Please give the data below again in full, exactly as it stands.

————————

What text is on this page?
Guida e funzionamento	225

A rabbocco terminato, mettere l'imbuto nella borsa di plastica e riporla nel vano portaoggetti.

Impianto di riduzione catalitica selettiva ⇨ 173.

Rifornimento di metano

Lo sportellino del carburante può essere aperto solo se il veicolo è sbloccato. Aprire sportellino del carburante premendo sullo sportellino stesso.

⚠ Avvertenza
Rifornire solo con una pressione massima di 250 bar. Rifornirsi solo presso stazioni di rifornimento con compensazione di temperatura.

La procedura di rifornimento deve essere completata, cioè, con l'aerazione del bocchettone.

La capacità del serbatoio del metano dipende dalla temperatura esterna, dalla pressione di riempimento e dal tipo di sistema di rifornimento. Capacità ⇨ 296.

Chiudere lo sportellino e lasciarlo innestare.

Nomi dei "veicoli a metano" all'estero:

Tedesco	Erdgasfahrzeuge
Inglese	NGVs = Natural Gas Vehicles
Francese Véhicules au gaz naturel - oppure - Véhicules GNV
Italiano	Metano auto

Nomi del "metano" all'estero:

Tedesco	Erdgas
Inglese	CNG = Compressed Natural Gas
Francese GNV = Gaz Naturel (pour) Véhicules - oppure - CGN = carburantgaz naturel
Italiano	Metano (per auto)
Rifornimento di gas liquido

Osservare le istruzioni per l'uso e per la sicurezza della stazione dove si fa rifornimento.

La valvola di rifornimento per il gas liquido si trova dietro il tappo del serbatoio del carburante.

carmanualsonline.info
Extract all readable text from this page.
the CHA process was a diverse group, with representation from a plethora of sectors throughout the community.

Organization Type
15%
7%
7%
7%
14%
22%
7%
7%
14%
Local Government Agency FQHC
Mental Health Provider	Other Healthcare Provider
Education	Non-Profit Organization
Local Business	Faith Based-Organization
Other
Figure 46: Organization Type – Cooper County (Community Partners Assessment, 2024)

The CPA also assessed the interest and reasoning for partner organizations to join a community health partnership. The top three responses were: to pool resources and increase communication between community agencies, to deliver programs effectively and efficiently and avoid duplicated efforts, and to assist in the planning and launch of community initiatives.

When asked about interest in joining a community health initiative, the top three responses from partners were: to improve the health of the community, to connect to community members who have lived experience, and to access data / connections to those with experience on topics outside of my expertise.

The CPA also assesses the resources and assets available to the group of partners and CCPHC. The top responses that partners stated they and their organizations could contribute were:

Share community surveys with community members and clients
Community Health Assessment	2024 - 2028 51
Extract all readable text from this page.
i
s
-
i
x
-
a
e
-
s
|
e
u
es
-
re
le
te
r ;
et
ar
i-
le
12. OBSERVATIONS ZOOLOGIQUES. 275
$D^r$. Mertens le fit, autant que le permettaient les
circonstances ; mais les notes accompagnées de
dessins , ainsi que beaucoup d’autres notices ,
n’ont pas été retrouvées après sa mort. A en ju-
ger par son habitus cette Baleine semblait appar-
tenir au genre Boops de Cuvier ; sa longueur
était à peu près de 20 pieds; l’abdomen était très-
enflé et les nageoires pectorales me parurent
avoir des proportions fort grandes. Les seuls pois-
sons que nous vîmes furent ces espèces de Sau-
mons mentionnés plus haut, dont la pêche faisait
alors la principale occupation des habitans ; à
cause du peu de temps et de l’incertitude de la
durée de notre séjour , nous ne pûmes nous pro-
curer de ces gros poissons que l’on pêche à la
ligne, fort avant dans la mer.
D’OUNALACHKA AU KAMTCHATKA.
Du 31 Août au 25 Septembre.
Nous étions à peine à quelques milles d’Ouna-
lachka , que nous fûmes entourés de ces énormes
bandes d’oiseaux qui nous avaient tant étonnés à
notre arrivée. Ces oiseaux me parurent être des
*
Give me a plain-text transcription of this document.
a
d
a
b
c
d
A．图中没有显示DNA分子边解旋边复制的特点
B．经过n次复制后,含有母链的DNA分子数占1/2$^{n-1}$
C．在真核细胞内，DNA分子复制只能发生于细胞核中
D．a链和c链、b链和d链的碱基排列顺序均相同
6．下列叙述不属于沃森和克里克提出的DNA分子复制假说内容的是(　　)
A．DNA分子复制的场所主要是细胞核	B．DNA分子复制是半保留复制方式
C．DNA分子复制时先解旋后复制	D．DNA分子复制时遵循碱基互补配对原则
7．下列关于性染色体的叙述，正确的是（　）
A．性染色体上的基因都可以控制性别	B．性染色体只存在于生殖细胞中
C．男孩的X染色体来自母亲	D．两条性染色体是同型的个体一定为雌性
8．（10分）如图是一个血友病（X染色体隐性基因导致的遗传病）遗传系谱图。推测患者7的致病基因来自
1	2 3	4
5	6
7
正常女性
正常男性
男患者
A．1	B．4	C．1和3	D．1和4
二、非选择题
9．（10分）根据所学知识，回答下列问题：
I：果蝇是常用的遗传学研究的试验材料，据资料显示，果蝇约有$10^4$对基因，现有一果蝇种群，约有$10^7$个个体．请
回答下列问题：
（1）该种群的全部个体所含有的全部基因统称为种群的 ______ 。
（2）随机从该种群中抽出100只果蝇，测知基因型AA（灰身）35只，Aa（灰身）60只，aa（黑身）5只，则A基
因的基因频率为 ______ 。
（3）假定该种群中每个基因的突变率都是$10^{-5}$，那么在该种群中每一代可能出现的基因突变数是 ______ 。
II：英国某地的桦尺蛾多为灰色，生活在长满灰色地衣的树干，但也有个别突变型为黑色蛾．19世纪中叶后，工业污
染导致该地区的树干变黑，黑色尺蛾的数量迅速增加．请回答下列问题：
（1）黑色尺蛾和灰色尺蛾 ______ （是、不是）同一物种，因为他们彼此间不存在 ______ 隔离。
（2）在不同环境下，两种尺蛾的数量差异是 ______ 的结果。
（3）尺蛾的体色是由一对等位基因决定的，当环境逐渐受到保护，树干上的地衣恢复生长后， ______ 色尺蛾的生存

————————

> Result of the task
What text is on this page?
Guida e funzionamento	225

A rabbocco terminato, mettere l'imbuto nella borsa di plastica e riporla nel vano portaoggetti.

Impianto di riduzione catalitica selettiva ⇨ 173.

Rifornimento di metano

Lo sportellino del carburante può essere aperto solo se il veicolo è sbloccato. Aprire sportellino del carburante premendo sullo sportellino stesso.

⚠ Avvertenza
Rifornire solo con una pressione massima di 250 bar. Rifornirsi solo presso stazioni di rifornimento con compensazione di temperatura.

La procedura di rifornimento deve essere completata, cioè, con l'aerazione del bocchettone.

La capacità del serbatoio del metano dipende dalla temperatura esterna, dalla pressione di riempimento e dal tipo di sistema di rifornimento. Capacità ⇨ 296.

Chiudere lo sportellino e lasciarlo innestare.

Nomi dei "veicoli a metano" all'estero:

Tedesco	Erdgasfahrzeuge
Inglese	NGVs = Natural Gas Vehicles
Francese Véhicules au gaz naturel - oppure - Véhicules GNV
Italiano	Metano auto

Nomi del "metano" all'estero:

Tedesco	Erdgas
Inglese	CNG = Compressed Natural Gas
Francese GNV = Gaz Naturel (pour) Véhicules - oppure - CGN = carburantgaz naturel
Italiano	Metano (per auto)
Rifornimento di gas liquido

Osservare le istruzioni per l'uso e per la sicurezza della stazione dove si fa rifornimento.

La valvola di rifornimento per il gas liquido si trova dietro il tappo del serbatoio del carburante.

carmanualsonline.info
Extract all readable text from this page.
the CHA process was a diverse group, with representation from a plethora of sectors throughout the community.

Organization Type
15%
7%
7%
7%
14%
22%
7%
7%
14%
Local Government Agency FQHC
Mental Health Provider	Other Healthcare Provider
Education	Non-Profit Organization
Local Business	Faith Based-Organization
Other
Figure 46: Organization Type – Cooper County (Community Partners Assessment, 2024)

The CPA also assessed the interest and reasoning for partner organizations to join a community health partnership. The top three responses were: to pool resources and increase communication between community agencies, to deliver programs effectively and efficiently and avoid duplicated efforts, and to assist in the planning and launch of community initiatives.

When asked about interest in joining a community health initiative, the top three responses from partners were: to improve the health of the community, to connect to community members who have lived experience, and to access data / connections to those with experience on topics outside of my expertise.

The CPA also assesses the resources and assets available to the group of partners and CCPHC. The top responses that partners stated they and their organizations could contribute were:

Share community surveys with community members and clients
Community Health Assessment	2024 - 2028 51
Extract all readable text from this page.
i
s
-
i
x
-
a
e
-
s
|
e
u
es
-
re
le
te
r ;
et
ar
i-
le
12. OBSERVATIONS ZOOLOGIQUES. 275
$D^r$. Mertens le fit, autant que le permettaient les
circonstances ; mais les notes accompagnées de
dessins , ainsi que beaucoup d’autres notices ,
n’ont pas été retrouvées après sa mort. A en ju-
ger par son habitus cette Baleine semblait appar-
tenir au genre Boops de Cuvier ; sa longueur
était à peu près de 20 pieds; l’abdomen était très-
enflé et les nageoires pectorales me parurent
avoir des proportions fort grandes. Les seuls pois-
sons que nous vîmes furent ces espèces de Sau-
mons mentionnés plus haut, dont la pêche faisait
alors la principale occupation des habitans ; à
cause du peu de temps et de l’incertitude de la
durée de notre séjour , nous ne pûmes nous pro-
curer de ces gros poissons que l’on pêche à la
ligne, fort avant dans la mer.
D’OUNALACHKA AU KAMTCHATKA.
Du 31 Août au 25 Septembre.
Nous étions à peine à quelques milles d’Ouna-
lachka , que nous fûmes entourés de ces énormes
bandes d’oiseaux qui nous avaient tant étonnés à
notre arrivée. Ces oiseaux me parurent être des
*
Give me a plain-text transcription of this document.
a
d
a
b
c
d
A．图中没有显示DNA分子边解旋边复制的特点
B．经过n次复制后,含有母链的DNA分子数占1/2$^{n-1}$
C．在真核细胞内，DNA分子复制只能发生于细胞核中
D．a链和c链、b链和d链的碱基排列顺序均相同
6．下列叙述不属于沃森和克里克提出的DNA分子复制假说内容的是(　　)
A．DNA分子复制的场所主要是细胞核	B．DNA分子复制是半保留复制方式
C．DNA分子复制时先解旋后复制	D．DNA分子复制时遵循碱基互补配对原则
7．下列关于性染色体的叙述，正确的是（　）
A．性染色体上的基因都可以控制性别	B．性染色体只存在于生殖细胞中
C．男孩的X染色体来自母亲	D．两条性染色体是同型的个体一定为雌性
8．（10分）如图是一个血友病（X染色体隐性基因导致的遗传病）遗传系谱图。推测患者7的致病基因来自
1	2 3	4
5	6
7
正常女性
正常男性
男患者
A．1	B．4	C．1和3	D．1和4
二、非选择题
9．（10分）根据所学知识，回答下列问题：
I：果蝇是常用的遗传学研究的试验材料，据资料显示，果蝇约有$10^4$对基因，现有一果蝇种群，约有$10^7$个个体．请
回答下列问题：
（1）该种群的全部个体所含有的全部基因统称为种群的 ______ 。
（2）随机从该种群中抽出100只果蝇，测知基因型AA（灰身）35只，Aa（灰身）60只，aa（黑身）5只，则A基
因的基因频率为 ______ 。
（3）假定该种群中每个基因的突变率都是$10^{-5}$，那么在该种群中每一代可能出现的基因突变数是 ______ 。
II：英国某地的桦尺蛾多为灰色，生活在长满灰色地衣的树干，但也有个别突变型为黑色蛾．19世纪中叶后，工业污
染导致该地区的树干变黑，黑色尺蛾的数量迅速增加．请回答下列问题：
（1）黑色尺蛾和灰色尺蛾 ______ （是、不是）同一物种，因为他们彼此间不存在 ______ 隔离。
（2）在不同环境下，两种尺蛾的数量差异是 ______ 的结果。
（3）尺蛾的体色是由一对等位基因决定的，当环境逐渐受到保护，树干上的地衣恢复生长后， ______ 色尺蛾的生存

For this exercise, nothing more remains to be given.